## Start

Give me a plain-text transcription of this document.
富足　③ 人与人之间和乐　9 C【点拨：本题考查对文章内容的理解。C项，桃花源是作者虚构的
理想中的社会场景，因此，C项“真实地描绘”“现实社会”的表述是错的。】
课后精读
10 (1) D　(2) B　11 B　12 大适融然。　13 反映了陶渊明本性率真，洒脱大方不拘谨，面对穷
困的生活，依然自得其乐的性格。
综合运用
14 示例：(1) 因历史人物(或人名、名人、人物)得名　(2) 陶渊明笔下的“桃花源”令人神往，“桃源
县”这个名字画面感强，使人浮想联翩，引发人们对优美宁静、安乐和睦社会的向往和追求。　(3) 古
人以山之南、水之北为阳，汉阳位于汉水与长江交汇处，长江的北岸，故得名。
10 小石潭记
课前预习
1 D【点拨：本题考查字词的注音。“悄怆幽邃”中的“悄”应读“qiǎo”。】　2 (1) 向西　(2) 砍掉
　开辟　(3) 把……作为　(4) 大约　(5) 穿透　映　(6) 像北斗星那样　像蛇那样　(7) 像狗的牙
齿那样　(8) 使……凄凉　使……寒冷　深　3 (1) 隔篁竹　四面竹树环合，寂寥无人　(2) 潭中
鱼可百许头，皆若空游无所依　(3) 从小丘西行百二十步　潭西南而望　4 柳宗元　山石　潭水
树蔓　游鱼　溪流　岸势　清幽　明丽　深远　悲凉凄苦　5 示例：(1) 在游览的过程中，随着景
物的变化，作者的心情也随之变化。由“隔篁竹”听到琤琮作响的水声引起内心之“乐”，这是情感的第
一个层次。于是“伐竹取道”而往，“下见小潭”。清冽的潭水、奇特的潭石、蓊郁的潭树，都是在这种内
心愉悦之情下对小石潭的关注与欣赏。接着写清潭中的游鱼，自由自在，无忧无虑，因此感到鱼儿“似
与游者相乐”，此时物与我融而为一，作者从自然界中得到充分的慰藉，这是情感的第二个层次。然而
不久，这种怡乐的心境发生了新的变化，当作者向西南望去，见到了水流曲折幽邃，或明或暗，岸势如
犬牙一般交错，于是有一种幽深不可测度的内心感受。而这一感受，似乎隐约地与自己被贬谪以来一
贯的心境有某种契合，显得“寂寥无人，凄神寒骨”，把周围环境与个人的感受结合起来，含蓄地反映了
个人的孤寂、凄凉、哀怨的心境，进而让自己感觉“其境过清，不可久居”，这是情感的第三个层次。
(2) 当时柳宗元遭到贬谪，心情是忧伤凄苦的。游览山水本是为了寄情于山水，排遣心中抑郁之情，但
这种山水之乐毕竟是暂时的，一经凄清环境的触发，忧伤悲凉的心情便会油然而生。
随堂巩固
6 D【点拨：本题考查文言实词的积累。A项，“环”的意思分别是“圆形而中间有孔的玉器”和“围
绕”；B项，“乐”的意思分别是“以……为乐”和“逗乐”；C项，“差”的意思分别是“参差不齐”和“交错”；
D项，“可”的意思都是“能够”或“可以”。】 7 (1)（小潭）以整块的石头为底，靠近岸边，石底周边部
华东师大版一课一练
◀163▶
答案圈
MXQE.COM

## End

# Work to do
Go through the data and return every record exactly.

# Final result
Give me a plain-text transcription of this document.
富足　③ 人与人之间和乐　9 C【点拨：本题考查对文章内容的理解。C项，桃花源是作者虚构的
理想中的社会场景，因此，C项“真实地描绘”“现实社会”的表述是错的。】
课后精读
10 (1) D　(2) B　11 B　12 大适融然。　13 反映了陶渊明本性率真，洒脱大方不拘谨，面对穷
困的生活，依然自得其乐的性格。
综合运用
14 示例：(1) 因历史人物(或人名、名人、人物)得名　(2) 陶渊明笔下的“桃花源”令人神往，“桃源
县”这个名字画面感强，使人浮想联翩，引发人们对优美宁静、安乐和睦社会的向往和追求。　(3) 古
人以山之南、水之北为阳，汉阳位于汉水与长江交汇处，长江的北岸，故得名。
10 小石潭记
课前预习
1 D【点拨：本题考查字词的注音。“悄怆幽邃”中的“悄”应读“qiǎo”。】　2 (1) 向西　(2) 砍掉
　开辟　(3) 把……作为　(4) 大约　(5) 穿透　映　(6) 像北斗星那样　像蛇那样　(7) 像狗的牙
齿那样　(8) 使……凄凉　使……寒冷　深　3 (1) 隔篁竹　四面竹树环合，寂寥无人　(2) 潭中
鱼可百许头，皆若空游无所依　(3) 从小丘西行百二十步　潭西南而望　4 柳宗元　山石　潭水
树蔓　游鱼　溪流　岸势　清幽　明丽　深远　悲凉凄苦　5 示例：(1) 在游览的过程中，随着景
物的变化，作者的心情也随之变化。由“隔篁竹”听到琤琮作响的水声引起内心之“乐”，这是情感的第
一个层次。于是“伐竹取道”而往，“下见小潭”。清冽的潭水、奇特的潭石、蓊郁的潭树，都是在这种内
心愉悦之情下对小石潭的关注与欣赏。接着写清潭中的游鱼，自由自在，无忧无虑，因此感到鱼儿“似
与游者相乐”，此时物与我融而为一，作者从自然界中得到充分的慰藉，这是情感的第二个层次。然而
不久，这种怡乐的心境发生了新的变化，当作者向西南望去，见到了水流曲折幽邃，或明或暗，岸势如
犬牙一般交错，于是有一种幽深不可测度的内心感受。而这一感受，似乎隐约地与自己被贬谪以来一
贯的心境有某种契合，显得“寂寥无人，凄神寒骨”，把周围环境与个人的感受结合起来，含蓄地反映了
个人的孤寂、凄凉、哀怨的心境，进而让自己感觉“其境过清，不可久居”，这是情感的第三个层次。
(2) 当时柳宗元遭到贬谪，心情是忧伤凄苦的。游览山水本是为了寄情于山水，排遣心中抑郁之情，但
这种山水之乐毕竟是暂时的，一经凄清环境的触发，忧伤悲凉的心情便会油然而生。
随堂巩固
6 D【点拨：本题考查文言实词的积累。A项，“环”的意思分别是“圆形而中间有孔的玉器”和“围
绕”；B项，“乐”的意思分别是“以……为乐”和“逗乐”；C项，“差”的意思分别是“参差不齐”和“交错”；
D项，“可”的意思都是“能够”或“可以”。】 7 (1)（小潭）以整块的石头为底，靠近岸边，石底周边部
华东师大版一课一练
◀163▶
答案圈
MXQE.COM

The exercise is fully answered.